▸ What is needed
Return the records that follow, matching each one exactly.

▸ Records for this exercise
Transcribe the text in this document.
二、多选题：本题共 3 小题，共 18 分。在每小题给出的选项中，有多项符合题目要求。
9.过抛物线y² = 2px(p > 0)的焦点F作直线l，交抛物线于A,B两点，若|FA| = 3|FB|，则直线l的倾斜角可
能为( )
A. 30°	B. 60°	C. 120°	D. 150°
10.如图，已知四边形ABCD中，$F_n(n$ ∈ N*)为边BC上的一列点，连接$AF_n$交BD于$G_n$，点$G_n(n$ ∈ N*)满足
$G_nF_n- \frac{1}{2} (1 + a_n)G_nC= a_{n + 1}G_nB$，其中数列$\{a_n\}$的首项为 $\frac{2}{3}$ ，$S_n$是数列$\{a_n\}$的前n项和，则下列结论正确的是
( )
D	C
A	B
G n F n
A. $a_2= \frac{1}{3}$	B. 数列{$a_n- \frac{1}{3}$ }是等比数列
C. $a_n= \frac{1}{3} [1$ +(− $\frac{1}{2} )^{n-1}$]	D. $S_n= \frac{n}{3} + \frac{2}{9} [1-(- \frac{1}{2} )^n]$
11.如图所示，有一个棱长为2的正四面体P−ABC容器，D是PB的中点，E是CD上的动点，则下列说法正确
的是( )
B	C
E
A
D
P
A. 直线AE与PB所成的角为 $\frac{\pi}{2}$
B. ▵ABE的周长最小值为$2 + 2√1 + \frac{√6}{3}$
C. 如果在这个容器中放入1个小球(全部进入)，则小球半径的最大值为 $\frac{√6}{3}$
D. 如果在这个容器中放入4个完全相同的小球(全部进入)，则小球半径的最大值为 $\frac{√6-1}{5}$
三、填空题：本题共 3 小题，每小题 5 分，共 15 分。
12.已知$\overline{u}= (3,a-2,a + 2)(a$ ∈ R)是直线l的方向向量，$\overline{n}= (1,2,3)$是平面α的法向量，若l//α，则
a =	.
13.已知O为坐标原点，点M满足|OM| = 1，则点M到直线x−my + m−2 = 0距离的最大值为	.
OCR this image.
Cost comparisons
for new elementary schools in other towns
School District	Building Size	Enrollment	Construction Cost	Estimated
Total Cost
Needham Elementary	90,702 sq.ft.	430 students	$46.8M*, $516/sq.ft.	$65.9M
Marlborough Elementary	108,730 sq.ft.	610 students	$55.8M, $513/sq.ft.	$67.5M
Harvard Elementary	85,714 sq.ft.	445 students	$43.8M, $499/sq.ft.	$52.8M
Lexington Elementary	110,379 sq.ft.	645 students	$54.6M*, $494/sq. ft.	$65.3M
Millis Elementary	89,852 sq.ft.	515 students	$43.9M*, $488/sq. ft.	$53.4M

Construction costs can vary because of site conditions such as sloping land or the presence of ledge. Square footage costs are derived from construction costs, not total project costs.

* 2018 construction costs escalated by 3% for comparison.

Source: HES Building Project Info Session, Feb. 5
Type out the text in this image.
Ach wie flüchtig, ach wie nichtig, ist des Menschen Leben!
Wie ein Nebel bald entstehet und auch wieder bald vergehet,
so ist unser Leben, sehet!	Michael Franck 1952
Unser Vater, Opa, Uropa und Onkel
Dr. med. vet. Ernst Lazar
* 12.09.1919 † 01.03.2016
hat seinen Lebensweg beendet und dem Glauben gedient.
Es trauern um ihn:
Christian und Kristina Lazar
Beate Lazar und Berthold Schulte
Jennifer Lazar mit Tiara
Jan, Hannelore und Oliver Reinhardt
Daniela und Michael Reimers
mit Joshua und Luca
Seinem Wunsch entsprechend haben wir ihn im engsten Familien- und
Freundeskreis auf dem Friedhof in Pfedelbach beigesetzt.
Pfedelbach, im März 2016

▸ Answer to this problem
Transcribe the text in this document.
二、多选题：本题共 3 小题，共 18 分。在每小题给出的选项中，有多项符合题目要求。
9.过抛物线y² = 2px(p > 0)的焦点F作直线l，交抛物线于A,B两点，若|FA| = 3|FB|，则直线l的倾斜角可
能为( )
A. 30°	B. 60°	C. 120°	D. 150°
10.如图，已知四边形ABCD中，$F_n(n$ ∈ N*)为边BC上的一列点，连接$AF_n$交BD于$G_n$，点$G_n(n$ ∈ N*)满足
$G_nF_n- \frac{1}{2} (1 + a_n)G_nC= a_{n + 1}G_nB$，其中数列$\{a_n\}$的首项为 $\frac{2}{3}$ ，$S_n$是数列$\{a_n\}$的前n项和，则下列结论正确的是
( )
D	C
A	B
G n F n
A. $a_2= \frac{1}{3}$	B. 数列{$a_n- \frac{1}{3}$ }是等比数列
C. $a_n= \frac{1}{3} [1$ +(− $\frac{1}{2} )^{n-1}$]	D. $S_n= \frac{n}{3} + \frac{2}{9} [1-(- \frac{1}{2} )^n]$
11.如图所示，有一个棱长为2的正四面体P−ABC容器，D是PB的中点，E是CD上的动点，则下列说法正确
的是( )
B	C
E
A
D
P
A. 直线AE与PB所成的角为 $\frac{\pi}{2}$
B. ▵ABE的周长最小值为$2 + 2√1 + \frac{√6}{3}$
C. 如果在这个容器中放入1个小球(全部进入)，则小球半径的最大值为 $\frac{√6}{3}$
D. 如果在这个容器中放入4个完全相同的小球(全部进入)，则小球半径的最大值为 $\frac{√6-1}{5}$
三、填空题：本题共 3 小题，每小题 5 分，共 15 分。
12.已知$\overline{u}= (3,a-2,a + 2)(a$ ∈ R)是直线l的方向向量，$\overline{n}= (1,2,3)$是平面α的法向量，若l//α，则
a =	.
13.已知O为坐标原点，点M满足|OM| = 1，则点M到直线x−my + m−2 = 0距离的最大值为	.
OCR this image.
Cost comparisons
for new elementary schools in other towns
School District	Building Size	Enrollment	Construction Cost	Estimated
Total Cost
Needham Elementary	90,702 sq.ft.	430 students	$46.8M*, $516/sq.ft.	$65.9M
Marlborough Elementary	108,730 sq.ft.	610 students	$55.8M, $513/sq.ft.	$67.5M
Harvard Elementary	85,714 sq.ft.	445 students	$43.8M, $499/sq.ft.	$52.8M
Lexington Elementary	110,379 sq.ft.	645 students	$54.6M*, $494/sq. ft.	$65.3M
Millis Elementary	89,852 sq.ft.	515 students	$43.9M*, $488/sq. ft.	$53.4M

Construction costs can vary because of site conditions such as sloping land or the presence of ledge. Square footage costs are derived from construction costs, not total project costs.

* 2018 construction costs escalated by 3% for comparison.

Source: HES Building Project Info Session, Feb. 5
Type out the text in this image.
Ach wie flüchtig, ach wie nichtig, ist des Menschen Leben!
Wie ein Nebel bald entstehet und auch wieder bald vergehet,
so ist unser Leben, sehet!	Michael Franck 1952
Unser Vater, Opa, Uropa und Onkel
Dr. med. vet. Ernst Lazar
* 12.09.1919 † 01.03.2016
hat seinen Lebensweg beendet und dem Glauben gedient.
Es trauern um ihn:
Christian und Kristina Lazar
Beate Lazar und Berthold Schulte
Jennifer Lazar mit Tiara
Jan, Hannelore und Oliver Reinhardt
Daniela und Michael Reimers
mit Joshua und Luca
Seinem Wunsch entsprechend haben wir ihn im engsten Familien- und
Freundeskreis auf dem Friedhof in Pfedelbach beigesetzt.
Pfedelbach, im März 2016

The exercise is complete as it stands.